-- Excerpted records start --

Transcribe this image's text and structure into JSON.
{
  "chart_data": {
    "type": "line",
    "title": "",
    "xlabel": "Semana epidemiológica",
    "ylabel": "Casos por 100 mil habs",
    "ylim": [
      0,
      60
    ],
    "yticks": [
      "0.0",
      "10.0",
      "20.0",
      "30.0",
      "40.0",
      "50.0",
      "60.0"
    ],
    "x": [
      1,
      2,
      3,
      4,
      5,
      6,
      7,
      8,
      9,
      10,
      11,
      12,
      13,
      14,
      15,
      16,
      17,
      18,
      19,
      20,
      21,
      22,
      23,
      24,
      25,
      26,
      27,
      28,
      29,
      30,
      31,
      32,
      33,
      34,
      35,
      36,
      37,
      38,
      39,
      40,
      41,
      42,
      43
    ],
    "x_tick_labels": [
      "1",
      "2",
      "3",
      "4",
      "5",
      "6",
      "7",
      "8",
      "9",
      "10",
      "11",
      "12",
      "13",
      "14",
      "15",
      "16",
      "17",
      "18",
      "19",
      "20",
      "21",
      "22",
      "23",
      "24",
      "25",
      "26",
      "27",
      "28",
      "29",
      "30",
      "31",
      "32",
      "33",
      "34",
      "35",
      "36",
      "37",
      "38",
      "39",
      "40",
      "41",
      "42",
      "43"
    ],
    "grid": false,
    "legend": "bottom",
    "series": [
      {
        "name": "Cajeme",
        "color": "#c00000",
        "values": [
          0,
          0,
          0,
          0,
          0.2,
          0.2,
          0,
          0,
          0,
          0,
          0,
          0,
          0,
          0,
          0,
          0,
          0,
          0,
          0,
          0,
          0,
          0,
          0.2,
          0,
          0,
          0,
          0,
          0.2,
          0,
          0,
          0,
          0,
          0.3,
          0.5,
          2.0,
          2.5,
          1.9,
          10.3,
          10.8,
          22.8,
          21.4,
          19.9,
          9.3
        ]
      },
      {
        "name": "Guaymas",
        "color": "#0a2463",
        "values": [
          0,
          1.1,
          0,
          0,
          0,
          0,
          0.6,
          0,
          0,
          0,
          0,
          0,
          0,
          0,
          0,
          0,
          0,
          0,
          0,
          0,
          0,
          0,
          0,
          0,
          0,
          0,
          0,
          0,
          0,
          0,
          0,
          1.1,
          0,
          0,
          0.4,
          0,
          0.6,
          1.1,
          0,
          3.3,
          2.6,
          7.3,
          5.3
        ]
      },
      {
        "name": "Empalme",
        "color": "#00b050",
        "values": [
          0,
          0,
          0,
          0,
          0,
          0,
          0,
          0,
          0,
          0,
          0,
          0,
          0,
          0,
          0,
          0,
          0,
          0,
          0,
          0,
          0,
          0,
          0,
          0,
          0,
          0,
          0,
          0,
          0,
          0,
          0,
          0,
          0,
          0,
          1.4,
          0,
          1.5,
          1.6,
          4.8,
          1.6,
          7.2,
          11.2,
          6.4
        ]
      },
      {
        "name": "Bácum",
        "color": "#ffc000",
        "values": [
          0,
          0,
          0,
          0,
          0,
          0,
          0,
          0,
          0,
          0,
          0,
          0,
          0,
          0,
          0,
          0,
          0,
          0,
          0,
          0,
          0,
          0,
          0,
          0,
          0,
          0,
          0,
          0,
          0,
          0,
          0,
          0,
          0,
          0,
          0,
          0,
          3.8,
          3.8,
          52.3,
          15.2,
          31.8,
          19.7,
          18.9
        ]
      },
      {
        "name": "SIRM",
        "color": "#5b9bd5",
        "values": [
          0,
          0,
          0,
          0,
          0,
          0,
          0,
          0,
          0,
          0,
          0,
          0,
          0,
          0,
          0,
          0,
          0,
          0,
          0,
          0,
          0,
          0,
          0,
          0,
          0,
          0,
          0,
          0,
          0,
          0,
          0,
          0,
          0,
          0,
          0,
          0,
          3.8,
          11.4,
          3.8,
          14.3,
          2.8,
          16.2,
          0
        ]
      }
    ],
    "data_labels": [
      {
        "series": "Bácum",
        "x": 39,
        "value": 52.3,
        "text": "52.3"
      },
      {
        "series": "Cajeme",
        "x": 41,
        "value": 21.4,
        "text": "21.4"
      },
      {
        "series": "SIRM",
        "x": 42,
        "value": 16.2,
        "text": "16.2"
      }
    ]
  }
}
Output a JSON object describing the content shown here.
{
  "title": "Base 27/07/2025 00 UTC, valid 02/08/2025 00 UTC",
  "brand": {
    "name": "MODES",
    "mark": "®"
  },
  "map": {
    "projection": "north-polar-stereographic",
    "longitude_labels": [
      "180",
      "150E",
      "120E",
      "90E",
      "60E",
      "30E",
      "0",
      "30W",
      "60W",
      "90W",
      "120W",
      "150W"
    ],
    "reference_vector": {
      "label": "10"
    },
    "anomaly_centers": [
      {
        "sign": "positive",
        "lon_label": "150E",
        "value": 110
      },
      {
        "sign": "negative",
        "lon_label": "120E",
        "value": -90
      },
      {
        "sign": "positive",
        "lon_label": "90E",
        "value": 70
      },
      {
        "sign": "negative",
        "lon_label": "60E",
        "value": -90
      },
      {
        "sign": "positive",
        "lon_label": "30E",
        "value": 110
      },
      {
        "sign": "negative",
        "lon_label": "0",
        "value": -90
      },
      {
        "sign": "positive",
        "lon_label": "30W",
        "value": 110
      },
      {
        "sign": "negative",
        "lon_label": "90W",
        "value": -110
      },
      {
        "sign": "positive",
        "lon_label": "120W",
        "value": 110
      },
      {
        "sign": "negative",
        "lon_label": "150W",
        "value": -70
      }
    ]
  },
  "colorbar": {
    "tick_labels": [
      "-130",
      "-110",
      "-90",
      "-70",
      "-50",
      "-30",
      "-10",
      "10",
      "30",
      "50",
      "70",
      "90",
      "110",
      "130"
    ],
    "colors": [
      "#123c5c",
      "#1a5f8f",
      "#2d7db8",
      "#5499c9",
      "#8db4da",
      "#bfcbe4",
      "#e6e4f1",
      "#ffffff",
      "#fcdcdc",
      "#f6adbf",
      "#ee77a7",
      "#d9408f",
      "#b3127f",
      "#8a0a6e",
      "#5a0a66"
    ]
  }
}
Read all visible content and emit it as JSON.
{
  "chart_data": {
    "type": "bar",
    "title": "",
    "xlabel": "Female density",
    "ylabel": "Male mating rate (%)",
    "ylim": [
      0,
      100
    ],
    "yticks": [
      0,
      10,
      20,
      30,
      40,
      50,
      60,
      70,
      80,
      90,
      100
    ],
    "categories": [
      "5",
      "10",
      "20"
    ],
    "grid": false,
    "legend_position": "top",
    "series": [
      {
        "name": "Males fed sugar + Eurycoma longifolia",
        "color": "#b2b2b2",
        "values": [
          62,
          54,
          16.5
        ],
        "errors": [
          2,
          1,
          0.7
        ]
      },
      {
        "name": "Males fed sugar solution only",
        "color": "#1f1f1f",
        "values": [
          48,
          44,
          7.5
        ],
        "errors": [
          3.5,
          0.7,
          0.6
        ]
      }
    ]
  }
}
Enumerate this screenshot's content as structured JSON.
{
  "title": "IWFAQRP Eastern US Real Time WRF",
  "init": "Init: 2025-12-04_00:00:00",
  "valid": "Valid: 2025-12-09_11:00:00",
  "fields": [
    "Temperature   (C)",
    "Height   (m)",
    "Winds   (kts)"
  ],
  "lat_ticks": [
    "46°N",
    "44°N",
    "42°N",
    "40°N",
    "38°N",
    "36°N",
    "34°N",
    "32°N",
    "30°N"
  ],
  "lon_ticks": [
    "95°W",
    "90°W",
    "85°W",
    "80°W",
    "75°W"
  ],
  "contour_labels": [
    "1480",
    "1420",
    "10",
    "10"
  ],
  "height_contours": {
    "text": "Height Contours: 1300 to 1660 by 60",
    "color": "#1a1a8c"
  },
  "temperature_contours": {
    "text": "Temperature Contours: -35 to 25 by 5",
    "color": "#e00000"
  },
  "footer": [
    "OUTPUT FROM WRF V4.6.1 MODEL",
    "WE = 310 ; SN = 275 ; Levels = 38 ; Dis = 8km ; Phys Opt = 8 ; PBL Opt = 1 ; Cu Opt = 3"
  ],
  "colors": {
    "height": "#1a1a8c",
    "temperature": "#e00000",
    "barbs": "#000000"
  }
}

-- Excerpted records end --

◆ **Written task**: Reproduce the final stretch of the data above: every line from the one holding "Enumerate this screenshot's" through the end, inclusive, exactly as written and nothing else.

◆ **Output for this exercise**:
Enumerate this screenshot's content as structured JSON.
{
  "title": "IWFAQRP Eastern US Real Time WRF",
  "init": "Init: 2025-12-04_00:00:00",
  "valid": "Valid: 2025-12-09_11:00:00",
  "fields": [
    "Temperature   (C)",
    "Height   (m)",
    "Winds   (kts)"
  ],
  "lat_ticks": [
    "46°N",
    "44°N",
    "42°N",
    "40°N",
    "38°N",
    "36°N",
    "34°N",
    "32°N",
    "30°N"
  ],
  "lon_ticks": [
    "95°W",
    "90°W",
    "85°W",
    "80°W",
    "75°W"
  ],
  "contour_labels": [
    "1480",
    "1420",
    "10",
    "10"
  ],
  "height_contours": {
    "text": "Height Contours: 1300 to 1660 by 60",
    "color": "#1a1a8c"
  },
  "temperature_contours": {
    "text": "Temperature Contours: -35 to 25 by 5",
    "color": "#e00000"
  },
  "footer": [
    "OUTPUT FROM WRF V4.6.1 MODEL",
    "WE = 310 ; SN = 275 ; Levels = 38 ; Dis = 8km ; Phys Opt = 8 ; PBL Opt = 1 ; Cu Opt = 3"
  ],
  "colors": {
    "height": "#1a1a8c",
    "temperature": "#e00000",
    "barbs": "#000000"
  }
}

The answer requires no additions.